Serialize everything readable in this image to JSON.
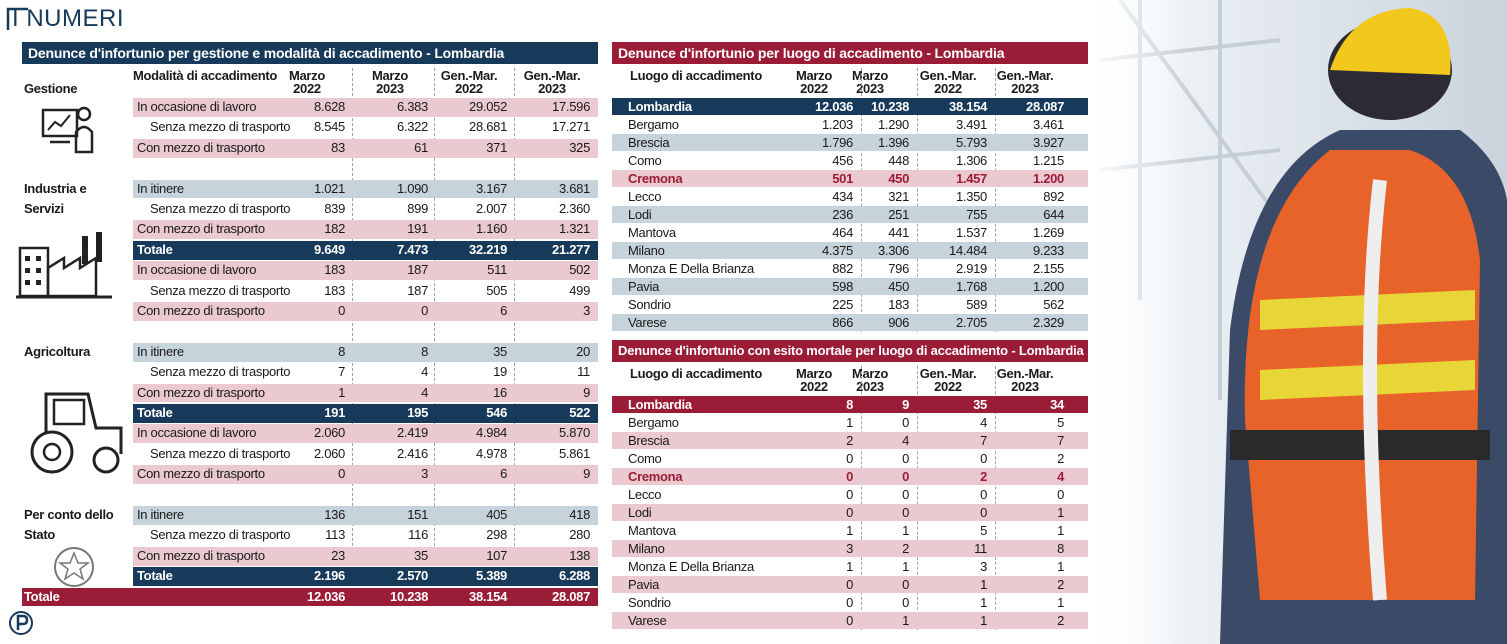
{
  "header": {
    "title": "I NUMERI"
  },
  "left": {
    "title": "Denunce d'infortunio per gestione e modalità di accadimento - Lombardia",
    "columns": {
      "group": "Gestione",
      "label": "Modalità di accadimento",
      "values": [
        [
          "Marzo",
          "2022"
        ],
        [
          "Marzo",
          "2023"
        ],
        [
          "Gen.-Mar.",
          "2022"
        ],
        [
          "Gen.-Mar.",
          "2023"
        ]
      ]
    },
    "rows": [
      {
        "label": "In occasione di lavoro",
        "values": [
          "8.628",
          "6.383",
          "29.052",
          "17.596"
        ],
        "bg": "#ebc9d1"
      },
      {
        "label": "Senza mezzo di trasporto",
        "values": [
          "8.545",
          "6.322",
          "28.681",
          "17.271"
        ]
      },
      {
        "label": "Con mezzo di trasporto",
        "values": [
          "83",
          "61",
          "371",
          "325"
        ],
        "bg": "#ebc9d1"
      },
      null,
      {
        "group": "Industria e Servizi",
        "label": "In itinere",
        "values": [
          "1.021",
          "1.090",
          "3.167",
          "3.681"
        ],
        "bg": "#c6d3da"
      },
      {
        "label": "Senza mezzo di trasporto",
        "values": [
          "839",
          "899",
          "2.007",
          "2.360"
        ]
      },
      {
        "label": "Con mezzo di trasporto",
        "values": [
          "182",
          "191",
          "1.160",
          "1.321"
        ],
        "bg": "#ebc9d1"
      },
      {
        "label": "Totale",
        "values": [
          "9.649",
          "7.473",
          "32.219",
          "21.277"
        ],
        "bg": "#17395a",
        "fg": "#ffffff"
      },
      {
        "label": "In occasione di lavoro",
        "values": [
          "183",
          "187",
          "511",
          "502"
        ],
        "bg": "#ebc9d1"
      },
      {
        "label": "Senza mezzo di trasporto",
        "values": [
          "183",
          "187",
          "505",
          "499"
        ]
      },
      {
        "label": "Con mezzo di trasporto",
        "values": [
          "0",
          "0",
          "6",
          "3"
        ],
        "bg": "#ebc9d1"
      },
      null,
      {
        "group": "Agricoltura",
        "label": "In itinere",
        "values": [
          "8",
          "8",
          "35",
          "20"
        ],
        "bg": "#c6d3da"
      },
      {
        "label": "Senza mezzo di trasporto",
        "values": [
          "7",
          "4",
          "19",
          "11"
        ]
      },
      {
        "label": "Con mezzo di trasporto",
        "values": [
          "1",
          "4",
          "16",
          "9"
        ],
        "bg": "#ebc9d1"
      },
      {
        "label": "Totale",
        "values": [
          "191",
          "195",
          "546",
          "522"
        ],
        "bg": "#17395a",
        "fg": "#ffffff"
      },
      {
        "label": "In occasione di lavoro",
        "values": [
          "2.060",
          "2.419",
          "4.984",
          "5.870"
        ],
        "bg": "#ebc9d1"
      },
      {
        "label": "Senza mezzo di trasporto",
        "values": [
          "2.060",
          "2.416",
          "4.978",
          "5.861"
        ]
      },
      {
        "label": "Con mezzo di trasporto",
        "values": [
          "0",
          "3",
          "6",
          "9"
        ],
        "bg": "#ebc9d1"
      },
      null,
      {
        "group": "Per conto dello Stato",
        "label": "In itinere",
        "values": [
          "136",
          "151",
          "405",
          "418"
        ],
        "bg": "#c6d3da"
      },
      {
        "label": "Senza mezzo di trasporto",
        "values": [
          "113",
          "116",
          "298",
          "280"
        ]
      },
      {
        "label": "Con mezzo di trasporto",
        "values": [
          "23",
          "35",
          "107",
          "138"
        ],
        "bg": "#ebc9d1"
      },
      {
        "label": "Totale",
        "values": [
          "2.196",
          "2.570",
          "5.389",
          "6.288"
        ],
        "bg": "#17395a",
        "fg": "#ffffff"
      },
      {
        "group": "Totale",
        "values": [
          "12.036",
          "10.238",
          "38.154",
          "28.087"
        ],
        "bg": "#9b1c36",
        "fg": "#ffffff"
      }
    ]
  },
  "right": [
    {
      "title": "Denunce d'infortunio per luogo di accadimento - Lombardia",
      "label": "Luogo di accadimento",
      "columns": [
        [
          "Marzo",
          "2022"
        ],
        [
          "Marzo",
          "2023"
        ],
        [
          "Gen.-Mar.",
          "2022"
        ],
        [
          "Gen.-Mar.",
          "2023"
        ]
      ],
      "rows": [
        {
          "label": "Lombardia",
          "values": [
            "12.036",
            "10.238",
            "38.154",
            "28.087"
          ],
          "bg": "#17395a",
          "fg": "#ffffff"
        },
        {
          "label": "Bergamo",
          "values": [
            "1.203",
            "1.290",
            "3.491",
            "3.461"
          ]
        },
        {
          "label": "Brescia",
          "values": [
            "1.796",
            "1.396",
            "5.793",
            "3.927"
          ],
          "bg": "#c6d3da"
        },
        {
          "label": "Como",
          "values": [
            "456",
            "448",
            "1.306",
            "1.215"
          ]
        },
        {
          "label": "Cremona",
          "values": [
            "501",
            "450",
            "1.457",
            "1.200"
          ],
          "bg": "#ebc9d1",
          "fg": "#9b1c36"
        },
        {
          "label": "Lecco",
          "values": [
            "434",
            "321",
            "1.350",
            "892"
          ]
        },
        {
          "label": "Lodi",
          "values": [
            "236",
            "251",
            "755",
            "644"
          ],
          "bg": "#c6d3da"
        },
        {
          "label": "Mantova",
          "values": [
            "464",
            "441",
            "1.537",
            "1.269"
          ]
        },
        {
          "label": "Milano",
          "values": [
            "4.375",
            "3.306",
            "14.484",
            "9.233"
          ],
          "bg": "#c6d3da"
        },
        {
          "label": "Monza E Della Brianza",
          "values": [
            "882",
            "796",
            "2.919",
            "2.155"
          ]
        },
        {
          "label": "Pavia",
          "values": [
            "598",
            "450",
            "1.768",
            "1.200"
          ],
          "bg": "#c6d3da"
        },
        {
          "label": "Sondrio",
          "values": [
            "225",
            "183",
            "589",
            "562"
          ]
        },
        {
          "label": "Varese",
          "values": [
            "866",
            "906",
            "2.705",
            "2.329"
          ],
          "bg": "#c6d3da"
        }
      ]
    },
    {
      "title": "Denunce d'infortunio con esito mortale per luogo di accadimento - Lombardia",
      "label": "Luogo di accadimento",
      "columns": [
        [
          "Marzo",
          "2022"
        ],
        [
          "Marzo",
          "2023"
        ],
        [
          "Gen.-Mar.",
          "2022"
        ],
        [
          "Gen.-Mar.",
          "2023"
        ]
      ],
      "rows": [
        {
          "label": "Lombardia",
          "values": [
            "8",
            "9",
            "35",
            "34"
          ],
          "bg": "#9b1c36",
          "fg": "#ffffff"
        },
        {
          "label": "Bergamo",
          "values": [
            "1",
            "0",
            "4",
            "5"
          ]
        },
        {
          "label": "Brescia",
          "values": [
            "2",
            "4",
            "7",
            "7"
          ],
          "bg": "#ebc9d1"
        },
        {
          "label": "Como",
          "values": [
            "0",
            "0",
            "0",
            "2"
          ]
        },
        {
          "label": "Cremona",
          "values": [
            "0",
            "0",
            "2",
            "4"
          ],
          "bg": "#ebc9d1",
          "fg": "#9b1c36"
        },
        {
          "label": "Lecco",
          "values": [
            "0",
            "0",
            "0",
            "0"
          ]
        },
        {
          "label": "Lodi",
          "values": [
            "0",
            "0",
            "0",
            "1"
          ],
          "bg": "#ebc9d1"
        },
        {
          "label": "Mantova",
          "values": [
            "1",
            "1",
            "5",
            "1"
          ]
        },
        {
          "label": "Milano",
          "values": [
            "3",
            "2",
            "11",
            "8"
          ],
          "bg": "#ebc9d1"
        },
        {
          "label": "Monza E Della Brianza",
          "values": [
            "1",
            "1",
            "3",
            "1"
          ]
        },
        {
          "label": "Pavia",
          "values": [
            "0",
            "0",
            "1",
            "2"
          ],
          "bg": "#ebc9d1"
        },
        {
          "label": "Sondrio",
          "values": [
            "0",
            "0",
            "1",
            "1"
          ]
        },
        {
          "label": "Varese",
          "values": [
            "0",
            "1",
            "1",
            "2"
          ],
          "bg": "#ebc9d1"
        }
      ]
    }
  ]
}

==

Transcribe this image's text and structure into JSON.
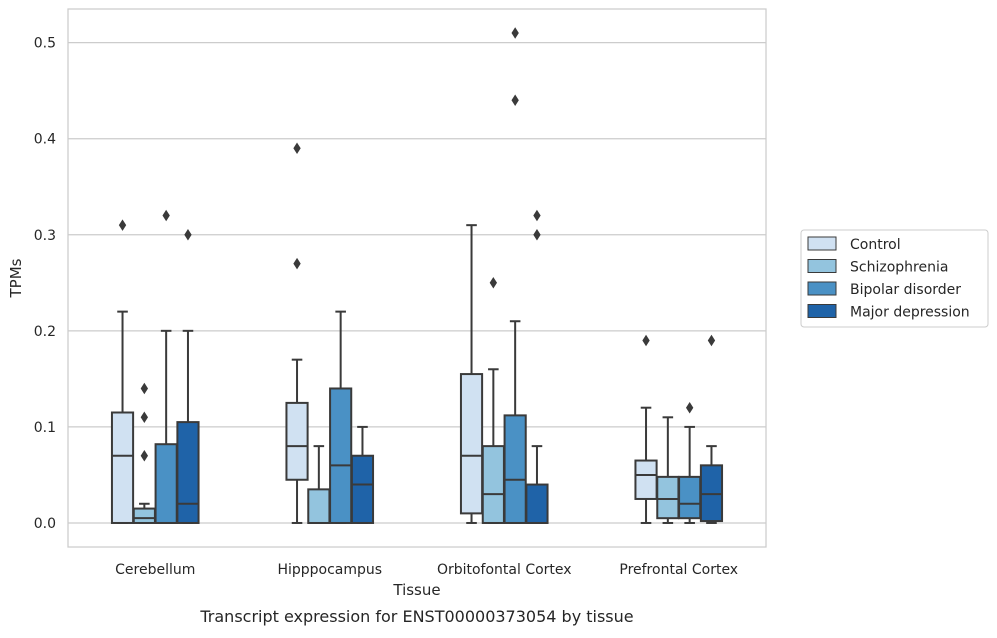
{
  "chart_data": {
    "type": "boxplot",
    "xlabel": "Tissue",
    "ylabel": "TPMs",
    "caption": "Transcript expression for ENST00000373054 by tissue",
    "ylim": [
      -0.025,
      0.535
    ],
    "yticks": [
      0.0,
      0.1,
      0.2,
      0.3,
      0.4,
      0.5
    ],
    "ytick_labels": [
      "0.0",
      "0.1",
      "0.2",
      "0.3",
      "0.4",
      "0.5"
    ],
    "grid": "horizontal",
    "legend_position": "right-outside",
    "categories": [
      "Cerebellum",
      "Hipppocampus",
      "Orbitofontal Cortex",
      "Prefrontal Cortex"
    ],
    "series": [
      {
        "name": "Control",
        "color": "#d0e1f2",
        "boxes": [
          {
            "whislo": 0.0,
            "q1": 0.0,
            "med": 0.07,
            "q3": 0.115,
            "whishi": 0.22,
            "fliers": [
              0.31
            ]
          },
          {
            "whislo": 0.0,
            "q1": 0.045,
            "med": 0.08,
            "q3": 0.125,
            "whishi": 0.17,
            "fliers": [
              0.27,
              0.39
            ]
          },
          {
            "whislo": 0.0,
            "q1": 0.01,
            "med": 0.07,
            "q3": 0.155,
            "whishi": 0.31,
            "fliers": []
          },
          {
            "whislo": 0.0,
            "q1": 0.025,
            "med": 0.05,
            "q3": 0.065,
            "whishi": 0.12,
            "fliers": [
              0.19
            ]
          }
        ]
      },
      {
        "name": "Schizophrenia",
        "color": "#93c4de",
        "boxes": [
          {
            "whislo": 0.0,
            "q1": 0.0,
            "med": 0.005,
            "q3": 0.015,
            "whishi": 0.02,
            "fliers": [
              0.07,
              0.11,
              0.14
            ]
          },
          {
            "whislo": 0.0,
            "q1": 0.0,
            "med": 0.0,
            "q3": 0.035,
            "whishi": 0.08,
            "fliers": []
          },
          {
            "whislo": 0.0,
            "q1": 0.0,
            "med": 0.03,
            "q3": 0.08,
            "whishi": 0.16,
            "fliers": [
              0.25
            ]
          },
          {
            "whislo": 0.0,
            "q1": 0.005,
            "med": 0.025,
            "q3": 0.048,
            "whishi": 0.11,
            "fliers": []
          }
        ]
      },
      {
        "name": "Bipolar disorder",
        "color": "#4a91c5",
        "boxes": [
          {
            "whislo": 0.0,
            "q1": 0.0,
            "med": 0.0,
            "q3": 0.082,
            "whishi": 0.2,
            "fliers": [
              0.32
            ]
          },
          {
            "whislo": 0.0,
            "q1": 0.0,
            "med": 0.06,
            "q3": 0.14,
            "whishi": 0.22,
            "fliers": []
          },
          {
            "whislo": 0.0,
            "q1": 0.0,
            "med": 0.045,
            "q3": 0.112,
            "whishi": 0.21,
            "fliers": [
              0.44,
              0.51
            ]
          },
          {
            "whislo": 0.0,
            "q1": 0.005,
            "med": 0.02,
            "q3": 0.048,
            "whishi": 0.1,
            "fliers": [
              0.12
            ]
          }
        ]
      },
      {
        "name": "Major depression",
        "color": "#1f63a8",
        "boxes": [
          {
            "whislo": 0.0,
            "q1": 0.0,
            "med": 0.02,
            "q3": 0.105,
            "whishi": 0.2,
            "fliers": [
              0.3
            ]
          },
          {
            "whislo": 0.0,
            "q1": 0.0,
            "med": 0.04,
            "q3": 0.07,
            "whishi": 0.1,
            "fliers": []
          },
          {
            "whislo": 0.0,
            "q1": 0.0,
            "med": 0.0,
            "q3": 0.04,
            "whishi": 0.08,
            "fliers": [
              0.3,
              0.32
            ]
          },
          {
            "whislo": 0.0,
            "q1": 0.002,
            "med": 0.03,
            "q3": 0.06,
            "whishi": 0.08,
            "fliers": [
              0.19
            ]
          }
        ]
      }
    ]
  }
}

Short exercise ->
Looking at the entries above, say how many lines contain the word "group". Only the number is wanted.

Correct response ->
5